Written request 1: In the records below, repeat without any change the part that opens with the line containing "y-tick-label: 1,46: [66, 506, 98, 522]" and closes with the line containing "y-tick-label: 1,51: [66, 406, 98, 424]", both of those lines included.

Page extract:
***
A central character, Pranabendu Bose, exemplifies the struggle against modern technology's adverse effects on the film industry. Pranabendu, deeply passionate about cinema, faces a generational divide with his son, Prakash, who engages in the sale of pirated movie CDs. This conflict leads to a severe estrangement between father and son, even though they reside under the same roof.

The film also portrays the decline of traditional cinema venues, as seen in Pranabendu's cinema hall, Kamalini, which falls into disuse due to the decreased patronage of big-screen movies. In a dramatic act of despair and defiance, Pranabendu ultimately sets fire to the cinema hall, choosing to perish with it as a means to preserve the integrity of cinema.
***
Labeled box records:
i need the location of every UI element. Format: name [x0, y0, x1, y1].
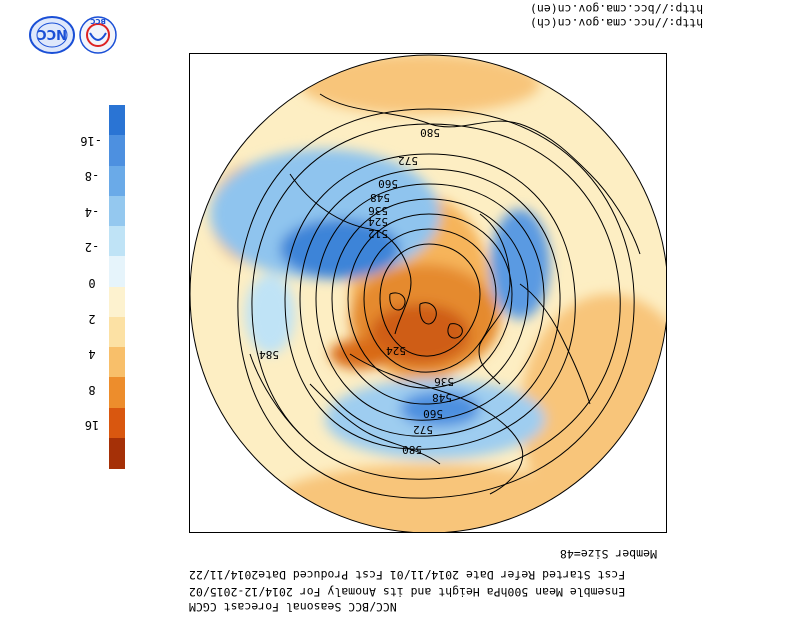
colorbar-segment [109, 256, 125, 287]
coastlines [249, 93, 641, 495]
map-svg: 580 572 560 548 536 524 512 584 524 536 … [190, 54, 666, 532]
contour-labels: 580 572 560 548 536 524 512 584 524 536 … [259, 126, 454, 456]
contour-label: 536 [368, 204, 388, 217]
ncc-logo: NCC [28, 15, 76, 59]
colorbar-tick-label: 4 [88, 347, 96, 362]
footer-line-4: Member Size=48 [560, 547, 657, 561]
footer-line-2: Ensemble Mean 500hPa Height and its Anom… [189, 585, 626, 599]
colorbar-segment [109, 347, 125, 378]
colorbar-tick-label: -16 [80, 133, 102, 148]
svg-text:NCC: NCC [37, 26, 67, 41]
colorbar-segment [109, 165, 125, 197]
contour-label: 512 [368, 227, 388, 240]
map-frame: 580 572 560 548 536 524 512 584 524 536 … [189, 53, 667, 533]
contour-label: 560 [423, 407, 443, 420]
contour-label: 548 [370, 191, 390, 204]
colorbar-segment [109, 286, 125, 318]
contour-label: 524 [368, 215, 388, 228]
colorbar [109, 105, 125, 469]
svg-text:BCC: BCC [90, 17, 106, 25]
colorbar-segment [109, 407, 125, 439]
contour-label: 560 [378, 177, 398, 190]
footer-line-1: NCC/BCC Seasonal Forecast CGCM [189, 600, 397, 614]
bcc-logo: BCC [78, 15, 118, 59]
colorbar-tick-label: 16 [84, 418, 100, 433]
colorbar-tick-label: 0 [88, 275, 96, 290]
colorbar-segment [109, 437, 125, 469]
colorbar-segment [109, 316, 125, 348]
footer-line-3: Fcst Started Refer Date 2014/11/01 Fcst … [189, 568, 626, 582]
colorbar-segment [109, 226, 125, 257]
url-en[interactable]: http://bcc.cma.gov.cn(en) [530, 2, 704, 16]
contour-label: 572 [413, 423, 433, 436]
height-contours [237, 108, 635, 499]
colorbar-segment [109, 377, 125, 408]
contour-label: 572 [398, 154, 418, 167]
colorbar-tick-label: -8 [84, 169, 100, 184]
contour-label: 580 [402, 443, 422, 456]
contour-label: 536 [434, 375, 454, 388]
contour-label: 524 [386, 344, 406, 357]
colorbar-segment [109, 135, 125, 166]
map-rim [190, 54, 666, 532]
contour-label: 548 [432, 391, 452, 404]
colorbar-tick-label: -2 [84, 240, 100, 255]
contour-label: 584 [259, 348, 279, 361]
colorbar-tick-label: 8 [88, 382, 96, 397]
url-ch[interactable]: http://ncc.cma.gov.cn(ch) [530, 16, 704, 30]
colorbar-tick-label: -4 [84, 204, 100, 219]
colorbar-tick-label: 2 [88, 311, 96, 326]
colorbar-segment [109, 105, 125, 136]
contour-label: 580 [420, 126, 440, 139]
colorbar-segment [109, 195, 125, 227]
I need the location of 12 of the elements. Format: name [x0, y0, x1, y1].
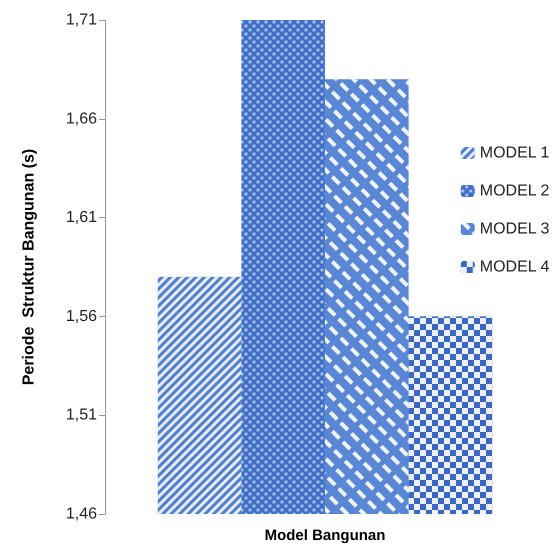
y-tick-label: 1,46: [66, 506, 98, 522]
y-tick-label: 1,66: [66, 110, 98, 128]
y-tick-label: 1,61: [66, 209, 98, 226]
legend-label: MODEL 2: [480, 182, 550, 200]
legend-label: MODEL 1: [480, 144, 550, 162]
y-tick-label: 1,51: [66, 406, 98, 424]
legend-label: MODEL 4: [480, 258, 550, 276]
y-tick-label: 1,71: [66, 12, 98, 28]
legend-label: MODEL 3: [480, 220, 550, 238]
y-axis-title: Periode Struktur Bangunan (s): [20, 148, 38, 386]
x-axis-title: Model Bangunan: [264, 527, 386, 544]
y-tick-label: 1,56: [66, 308, 98, 325]
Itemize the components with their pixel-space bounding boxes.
***
Written request 2: Translate this sentence from the passage about the film into Spanish: "This conflict leads to a severe estrangement between father and son, even though they reside under the same roof."

Exercise solution 1:
y-tick-label: 1,46: [66, 506, 98, 522]
y-tick-label: 1,66: [66, 110, 98, 128]
y-tick-label: 1,61: [66, 209, 98, 226]
legend-label: MODEL 2: [480, 182, 550, 200]
legend-label: MODEL 1: [480, 144, 550, 162]
y-tick-label: 1,51: [66, 406, 98, 424]

Exercise solution 2: Este conflicto provoca un grave distanciamiento entre padre e hijo, aunque viven bajo el mismo techo.